Pull every line with the word "disease" out of the entries below.

Segment Start: Recorded information

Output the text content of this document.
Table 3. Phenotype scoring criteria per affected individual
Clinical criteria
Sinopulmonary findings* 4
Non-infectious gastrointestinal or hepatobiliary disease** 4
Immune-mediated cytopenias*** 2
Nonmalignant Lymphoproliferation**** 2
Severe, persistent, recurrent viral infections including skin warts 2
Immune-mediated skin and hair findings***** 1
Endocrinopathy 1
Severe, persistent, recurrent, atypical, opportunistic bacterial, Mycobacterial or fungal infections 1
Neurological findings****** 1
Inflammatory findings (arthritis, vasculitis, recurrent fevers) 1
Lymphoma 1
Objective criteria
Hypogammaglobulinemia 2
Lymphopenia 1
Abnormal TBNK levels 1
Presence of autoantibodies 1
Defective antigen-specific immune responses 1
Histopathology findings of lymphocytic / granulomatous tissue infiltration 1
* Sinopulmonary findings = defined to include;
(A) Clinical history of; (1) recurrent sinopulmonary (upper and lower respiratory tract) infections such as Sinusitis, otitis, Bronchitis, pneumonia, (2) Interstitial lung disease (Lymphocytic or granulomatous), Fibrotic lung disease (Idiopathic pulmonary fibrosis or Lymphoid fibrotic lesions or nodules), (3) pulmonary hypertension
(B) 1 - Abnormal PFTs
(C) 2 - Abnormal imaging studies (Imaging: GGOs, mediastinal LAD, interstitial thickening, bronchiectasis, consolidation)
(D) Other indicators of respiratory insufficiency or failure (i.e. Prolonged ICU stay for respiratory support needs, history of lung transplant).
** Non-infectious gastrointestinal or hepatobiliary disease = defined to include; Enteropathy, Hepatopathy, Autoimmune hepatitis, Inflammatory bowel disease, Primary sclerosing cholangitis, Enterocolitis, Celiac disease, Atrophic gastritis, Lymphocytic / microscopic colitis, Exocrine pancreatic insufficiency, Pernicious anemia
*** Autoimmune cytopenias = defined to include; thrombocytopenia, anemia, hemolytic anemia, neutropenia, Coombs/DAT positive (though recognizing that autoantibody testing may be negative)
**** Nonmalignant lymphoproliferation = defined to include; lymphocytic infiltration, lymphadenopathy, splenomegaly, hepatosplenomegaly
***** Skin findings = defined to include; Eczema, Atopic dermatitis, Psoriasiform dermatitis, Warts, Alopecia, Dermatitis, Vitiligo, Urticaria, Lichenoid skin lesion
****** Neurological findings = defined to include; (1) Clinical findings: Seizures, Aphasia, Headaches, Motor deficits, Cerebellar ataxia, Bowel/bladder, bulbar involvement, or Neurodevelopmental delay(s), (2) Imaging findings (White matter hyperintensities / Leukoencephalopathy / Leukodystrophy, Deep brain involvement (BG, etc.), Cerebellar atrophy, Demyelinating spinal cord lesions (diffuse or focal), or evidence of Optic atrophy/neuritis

Segment End: Recorded information

Answer to this problem:
Non-infectious gastrointestinal or hepatobiliary disease** 4
(A) Clinical history of; (1) recurrent sinopulmonary (upper and lower respiratory tract) infections such as Sinusitis, otitis, Bronchitis, pneumonia, (2) Interstitial lung disease (Lymphocytic or granulomatous), Fibrotic lung disease (Idiopathic pulmonary fibrosis or Lymphoid fibrotic lesions or nodules), (3) pulmonary hypertension
** Non-infectious gastrointestinal or hepatobiliary disease = defined to include; Enteropathy, Hepatopathy, Autoimmune hepatitis, Inflammatory bowel disease, Primary sclerosing cholangitis, Enterocolitis, Celiac disease, Atrophic gastritis, Lymphocytic / microscopic colitis, Exocrine pancreatic insufficiency, Pernicious anemia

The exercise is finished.